#### [Required work]
Every line that holds the string "actifs" is to be identified and copied.

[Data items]
|---|

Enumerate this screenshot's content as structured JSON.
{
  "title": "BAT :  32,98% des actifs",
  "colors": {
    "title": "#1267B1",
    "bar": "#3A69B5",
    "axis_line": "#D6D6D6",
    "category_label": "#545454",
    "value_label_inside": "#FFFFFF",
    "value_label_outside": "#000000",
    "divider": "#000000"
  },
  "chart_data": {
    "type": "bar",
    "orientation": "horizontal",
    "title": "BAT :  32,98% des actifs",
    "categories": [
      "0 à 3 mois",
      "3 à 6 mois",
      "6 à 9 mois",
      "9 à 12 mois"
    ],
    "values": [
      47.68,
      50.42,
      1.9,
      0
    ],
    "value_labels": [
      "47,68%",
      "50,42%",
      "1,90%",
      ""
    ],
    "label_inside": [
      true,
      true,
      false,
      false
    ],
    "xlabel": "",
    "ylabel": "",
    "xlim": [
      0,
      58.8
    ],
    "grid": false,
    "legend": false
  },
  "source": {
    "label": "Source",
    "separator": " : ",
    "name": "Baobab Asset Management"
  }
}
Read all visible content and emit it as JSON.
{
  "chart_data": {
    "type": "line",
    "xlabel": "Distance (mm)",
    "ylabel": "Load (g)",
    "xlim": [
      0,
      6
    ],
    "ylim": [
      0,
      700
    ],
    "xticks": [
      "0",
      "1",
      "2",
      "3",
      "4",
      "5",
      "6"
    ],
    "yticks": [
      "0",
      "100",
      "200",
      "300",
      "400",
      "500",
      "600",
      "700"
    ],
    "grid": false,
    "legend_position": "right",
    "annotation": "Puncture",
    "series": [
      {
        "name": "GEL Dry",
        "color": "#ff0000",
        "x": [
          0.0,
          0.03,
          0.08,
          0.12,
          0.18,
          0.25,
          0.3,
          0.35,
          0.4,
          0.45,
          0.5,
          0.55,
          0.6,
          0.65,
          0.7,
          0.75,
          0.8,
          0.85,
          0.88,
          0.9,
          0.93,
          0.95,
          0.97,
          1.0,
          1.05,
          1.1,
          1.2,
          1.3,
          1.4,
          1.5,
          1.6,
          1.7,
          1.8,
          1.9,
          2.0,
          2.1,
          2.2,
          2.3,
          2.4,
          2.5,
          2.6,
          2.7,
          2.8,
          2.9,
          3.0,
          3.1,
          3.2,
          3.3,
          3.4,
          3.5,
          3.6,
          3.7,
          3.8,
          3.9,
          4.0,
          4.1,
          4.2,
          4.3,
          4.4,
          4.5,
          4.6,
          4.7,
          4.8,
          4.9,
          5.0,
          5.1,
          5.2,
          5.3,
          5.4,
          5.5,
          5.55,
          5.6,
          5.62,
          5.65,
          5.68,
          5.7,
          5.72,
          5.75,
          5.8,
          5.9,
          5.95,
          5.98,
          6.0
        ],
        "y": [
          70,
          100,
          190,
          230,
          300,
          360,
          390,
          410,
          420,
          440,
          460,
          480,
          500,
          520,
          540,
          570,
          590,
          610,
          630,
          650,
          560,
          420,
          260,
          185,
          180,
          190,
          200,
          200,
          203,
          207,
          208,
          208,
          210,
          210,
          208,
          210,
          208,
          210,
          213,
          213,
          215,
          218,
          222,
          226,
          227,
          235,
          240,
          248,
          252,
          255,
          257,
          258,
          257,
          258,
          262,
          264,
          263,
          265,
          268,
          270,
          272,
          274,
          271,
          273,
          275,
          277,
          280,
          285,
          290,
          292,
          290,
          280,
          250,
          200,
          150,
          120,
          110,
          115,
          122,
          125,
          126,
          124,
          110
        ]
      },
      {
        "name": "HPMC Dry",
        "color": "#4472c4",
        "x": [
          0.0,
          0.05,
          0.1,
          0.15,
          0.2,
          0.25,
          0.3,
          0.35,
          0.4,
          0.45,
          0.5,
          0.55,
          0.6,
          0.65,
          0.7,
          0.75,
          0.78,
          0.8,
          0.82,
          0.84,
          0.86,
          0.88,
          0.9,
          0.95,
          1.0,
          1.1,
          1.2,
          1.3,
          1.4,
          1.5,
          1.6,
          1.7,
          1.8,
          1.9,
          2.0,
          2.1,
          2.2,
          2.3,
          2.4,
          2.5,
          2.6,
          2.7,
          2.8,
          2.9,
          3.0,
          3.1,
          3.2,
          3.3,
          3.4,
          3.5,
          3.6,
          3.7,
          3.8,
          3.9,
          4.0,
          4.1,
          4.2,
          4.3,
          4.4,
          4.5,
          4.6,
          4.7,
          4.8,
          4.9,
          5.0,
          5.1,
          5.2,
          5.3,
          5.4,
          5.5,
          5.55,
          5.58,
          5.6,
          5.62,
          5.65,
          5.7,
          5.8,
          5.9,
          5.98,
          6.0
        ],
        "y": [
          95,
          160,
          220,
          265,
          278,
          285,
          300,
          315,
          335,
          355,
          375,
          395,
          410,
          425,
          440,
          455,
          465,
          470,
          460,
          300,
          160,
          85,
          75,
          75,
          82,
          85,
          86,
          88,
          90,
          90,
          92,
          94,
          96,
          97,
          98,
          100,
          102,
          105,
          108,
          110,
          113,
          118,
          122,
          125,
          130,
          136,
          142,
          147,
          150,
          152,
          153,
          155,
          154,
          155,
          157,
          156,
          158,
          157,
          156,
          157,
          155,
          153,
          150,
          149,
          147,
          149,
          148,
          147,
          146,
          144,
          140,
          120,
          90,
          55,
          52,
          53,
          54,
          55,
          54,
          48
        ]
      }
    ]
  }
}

|---|

#### [In response]
  "title": "BAT :  32,98% des actifs",
    "title": "BAT :  32,98% des actifs",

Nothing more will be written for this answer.